BEGIN SOURCE RECORDS

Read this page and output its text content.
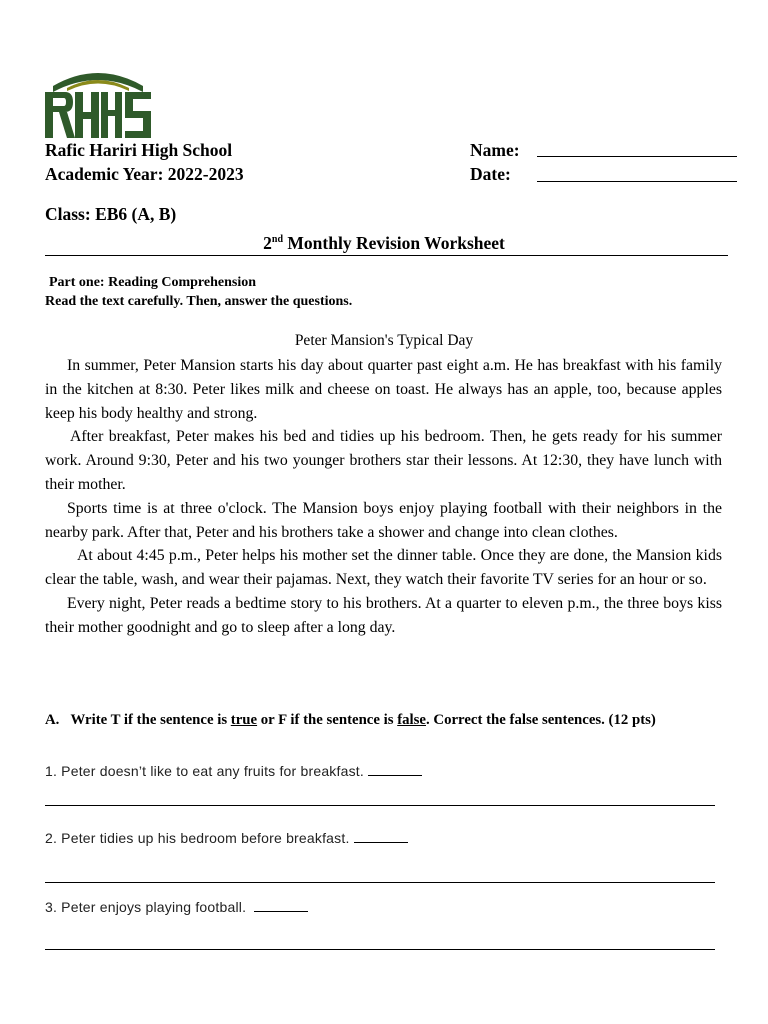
Rafic Hariri High School
Academic Year: 2022-2023
Class: EB6 (A, B)
Name:
Date:
2nd Monthly Revision Worksheet
Part one: Reading Comprehension
Read the text carefully. Then, answer the questions.
Peter Mansion's Typical Day

In summer, Peter Mansion starts his day about quarter past eight a.m. He has breakfast with his family in the kitchen at 8:30. Peter likes milk and cheese on toast. He always has an apple, too, because apples keep his body healthy and strong.

After breakfast, Peter makes his bed and tidies up his bedroom. Then, he gets ready for his summer work. Around 9:30, Peter and his two younger brothers star their lessons. At 12:30, they have lunch with their mother.

Sports time is at three o'clock. The Mansion boys enjoy playing football with their neighbors in the nearby park. After that, Peter and his brothers take a shower and change into clean clothes.

At about 4:45 p.m., Peter helps his mother set the dinner table. Once they are done, the Mansion kids clear the table, wash, and wear their pajamas. Next, they watch their favorite TV series for an hour or so.

Every night, Peter reads a bedtime story to his brothers. At a quarter to eleven p.m., the three boys kiss their mother goodnight and go to sleep after a long day.

A. Write T if the sentence is true or F if the sentence is false. Correct the false sentences. (12 pts)
1. Peter doesn’t like to eat any fruits for breakfast.
2. Peter tidies up his bedroom before breakfast.
3. Peter enjoys playing football.
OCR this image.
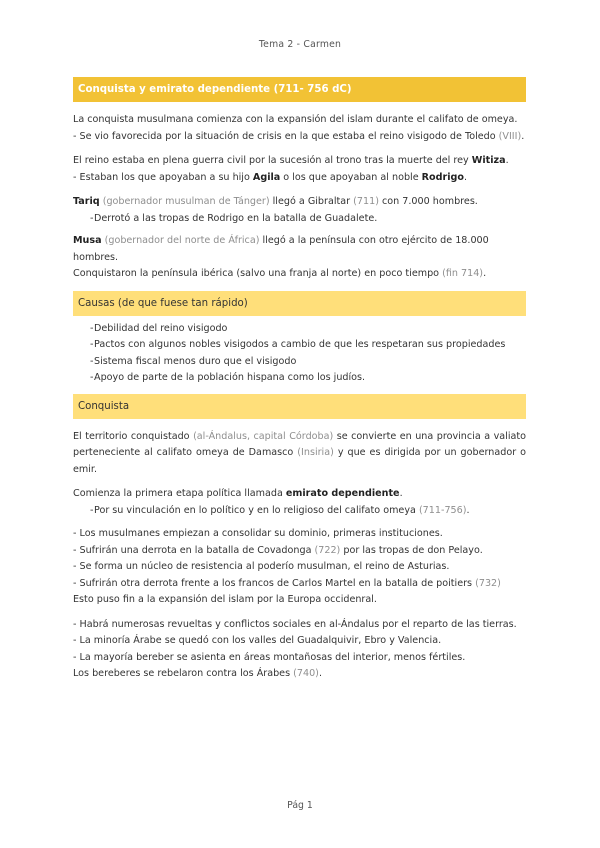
Tema 2 - Carmen
Conquista y emirato dependiente (711- 756 dC)

La conquista musulmana comienza con la expansión del islam durante el califato de omeya.
- Se vio favorecida por la situación de crisis en la que estaba el reino visigodo de Toledo (VIII).

El reino estaba en plena guerra civil por la sucesión al trono tras la muerte del rey Witiza.
- Estaban los que apoyaban a su hijo Agila o los que apoyaban al noble Rodrigo.

Tariq (gobernador musulman de Tánger) llegó a Gibraltar (711) con 7.000 hombres.

- Derrotó a las tropas de Rodrigo en la batalla de Guadalete.

Musa (gobernador del norte de África) llegó a la península con otro ejército de 18.000 hombres.
Conquistaron la península ibérica (salvo una franja al norte) en poco tiempo (fin 714).

Causas (de que fuese tan rápido)
- Debilidad del reino visigodo
- Pactos con algunos nobles visigodos a cambio de que les respetaran sus propiedades
- Sistema fiscal menos duro que el visigodo
- Apoyo de parte de la población hispana como los judíos.
Conquista

El territorio conquistado (al-Ándalus, capital Córdoba) se convierte en una provincia a valiato perteneciente al califato omeya de Damasco (Insiria) y que es dirigida por un gobernador o emir.

Comienza la primera etapa política llamada emirato dependiente.

- Por su vinculación en lo político y en lo religioso del califato omeya (711-756).

- Los musulmanes empiezan a consolidar su dominio, primeras instituciones.
- Sufrirán una derrota en la batalla de Covadonga (722) por las tropas de don Pelayo.
- Se forma un núcleo de resistencia al poderío musulman, el reino de Asturias.
- Sufrirán otra derrota frente a los francos de Carlos Martel en la batalla de poitiers (732)
Esto puso fin a la expansión del islam por la Europa occidenral.

- Habrá numerosas revueltas y conflictos sociales en al-Ándalus por el reparto de las tierras.
- La minoría Árabe se quedó con los valles del Guadalquivir, Ebro y Valencia.
- La mayoría bereber se asienta en áreas montañosas del interior, menos fértiles.
Los bereberes se rebelaron contra los Árabes (740).

Pág 1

END SOURCE RECORDS

### [WRITTEN INSTRUCTION]
Scan the entries above. Copy each line that has the string "Sufrirán".

### [THE RESULT]
- Sufrirán una derrota en la batalla de Covadonga (722) por las tropas de don Pelayo.
- Sufrirán otra derrota frente a los francos de Carlos Martel en la batalla de poitiers (732)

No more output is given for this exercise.